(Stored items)
■ ■ ■ ■ ■
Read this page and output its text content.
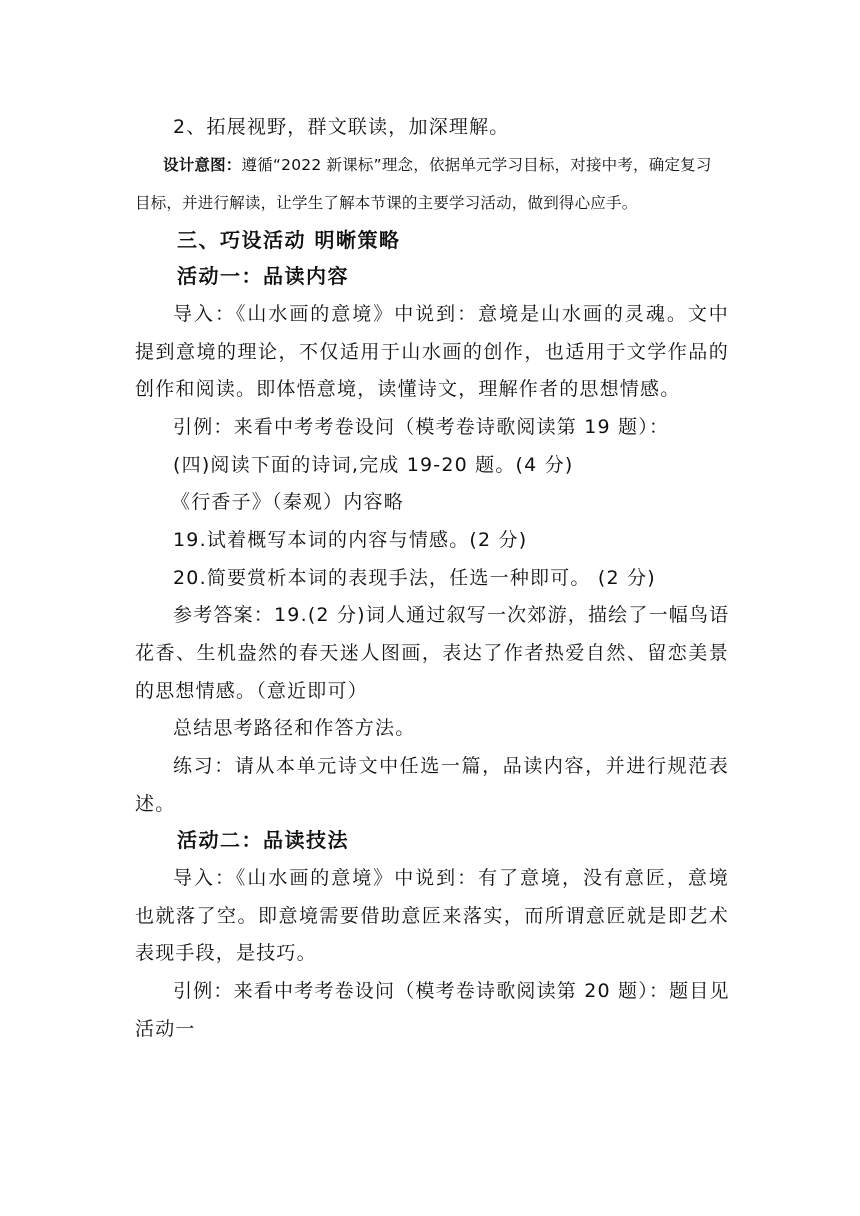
2、拓展视野，群文联读，加深理解。

设计意图：遵循“2022 新课标”理念，依据单元学习目标，对接中考，确定复习

目标，并进行解读，让学生了解本节课的主要学习活动，做到得心应手。

三、巧设活动 明晰策略

活动一：品读内容

导入：《山水画的意境》中说到：意境是山水画的灵魂。文中

提到意境的理论，不仅适用于山水画的创作，也适用于文学作品的

创作和阅读。即体悟意境，读懂诗文，理解作者的思想情感。

引例：来看中考考卷设问（模考卷诗歌阅读第 19 题）：

(四)阅读下面的诗词,完成 19-20 题。(4 分)

《行香子》（秦观）内容略

19.试着概写本词的内容与情感。(2 分)

20.简要赏析本词的表现手法，任选一种即可。 (2 分)

参考答案：19.(2 分)词人通过叙写一次郊游，描绘了一幅鸟语

花香、生机盎然的春天迷人图画，表达了作者热爱自然、留恋美景

的思想情感。（意近即可）

总结思考路径和作答方法。

练习：请从本单元诗文中任选一篇，品读内容，并进行规范表

述。

活动二：品读技法

导入：《山水画的意境》中说到：有了意境，没有意匠，意境

也就落了空。即意境需要借助意匠来落实，而所谓意匠就是即艺术

表现手段，是技巧。

引例：来看中考考卷设问（模考卷诗歌阅读第 20 题）：题目见

活动一
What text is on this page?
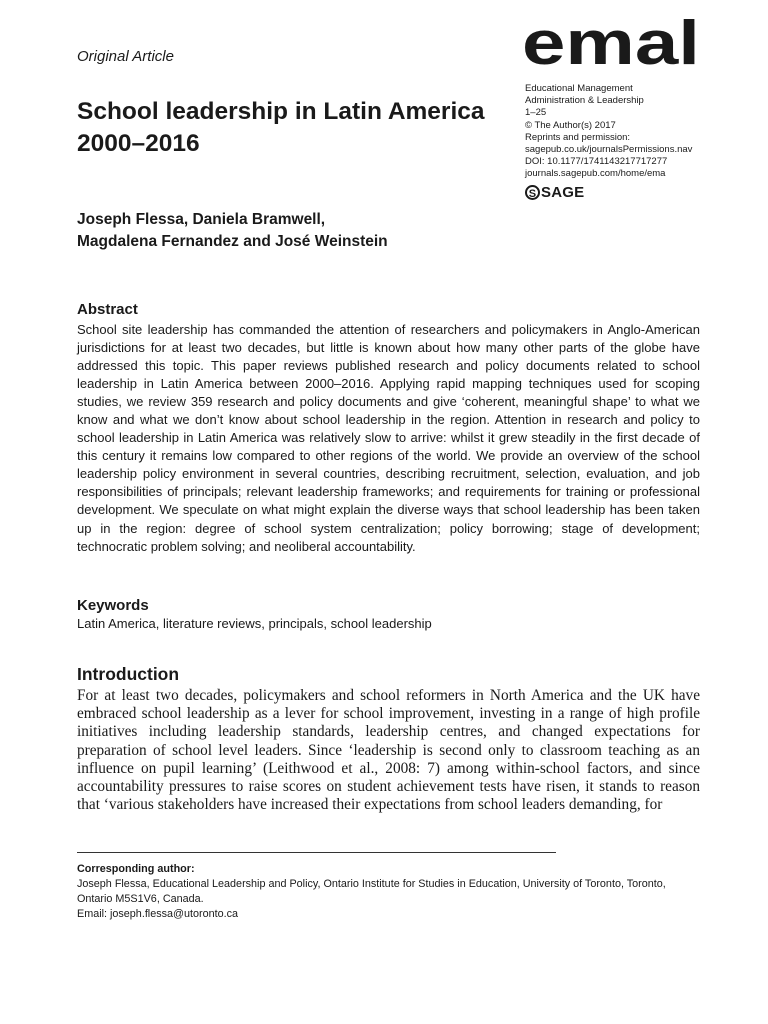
Original Article	emal
Educational Management
Administration & Leadership
1–25
© The Author(s) 2017
Reprints and permission:
sagepub.co.uk/journalsPermissions.nav
DOI: 10.1177/1741143217717277
journals.sagepub.com/home/ema
S SAGE
School leadership in Latin America 2000–2016
Joseph Flessa, Daniela Bramwell,
Magdalena Fernandez and José Weinstein
Abstract
School site leadership has commanded the attention of researchers and policymakers in Anglo-American jurisdictions for at least two decades, but little is known about how many other parts of the globe have addressed this topic. This paper reviews published research and policy documents related to school leadership in Latin America between 2000–2016. Applying rapid mapping techniques used for scoping studies, we review 359 research and policy documents and give ‘coherent, meaningful shape’ to what we know and what we don’t know about school leadership in the region. Attention in research and policy to school leadership in Latin America was relatively slow to arrive: whilst it grew steadily in the first decade of this century it remains low compared to other regions of the world. We provide an overview of the school leadership policy environment in several countries, describing recruitment, selection, evaluation, and job responsibilities of principals; relevant leadership frameworks; and requirements for training or professional development. We speculate on what might explain the diverse ways that school leadership has been taken up in the region: degree of school system centralization; policy borrowing; stage of development; technocratic problem solving; and neoliberal accountability.
Keywords
Latin America, literature reviews, principals, school leadership
Introduction
For at least two decades, policymakers and school reformers in North America and the UK have embraced school leadership as a lever for school improvement, investing in a range of high profile initiatives including leadership standards, leadership centres, and changed expectations for preparation of school level leaders. Since ‘leadership is second only to classroom teaching as an influence on pupil learning’ (Leithwood et al., 2008: 7) among within-school factors, and since accountability pressures to raise scores on student achievement tests have risen, it stands to reason that ‘various stakeholders have increased their expectations from school leaders demanding, for
Corresponding author:
Joseph Flessa, Educational Leadership and Policy, Ontario Institute for Studies in Education, University of Toronto, Toronto, Ontario M5S1V6, Canada.
Email: joseph.flessa@utoronto.ca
■ ■ ■ ■ ■
## Given task
Report the number of lines in the listing that include the string "品读内容"; give nothing but the number.

## Expected output
2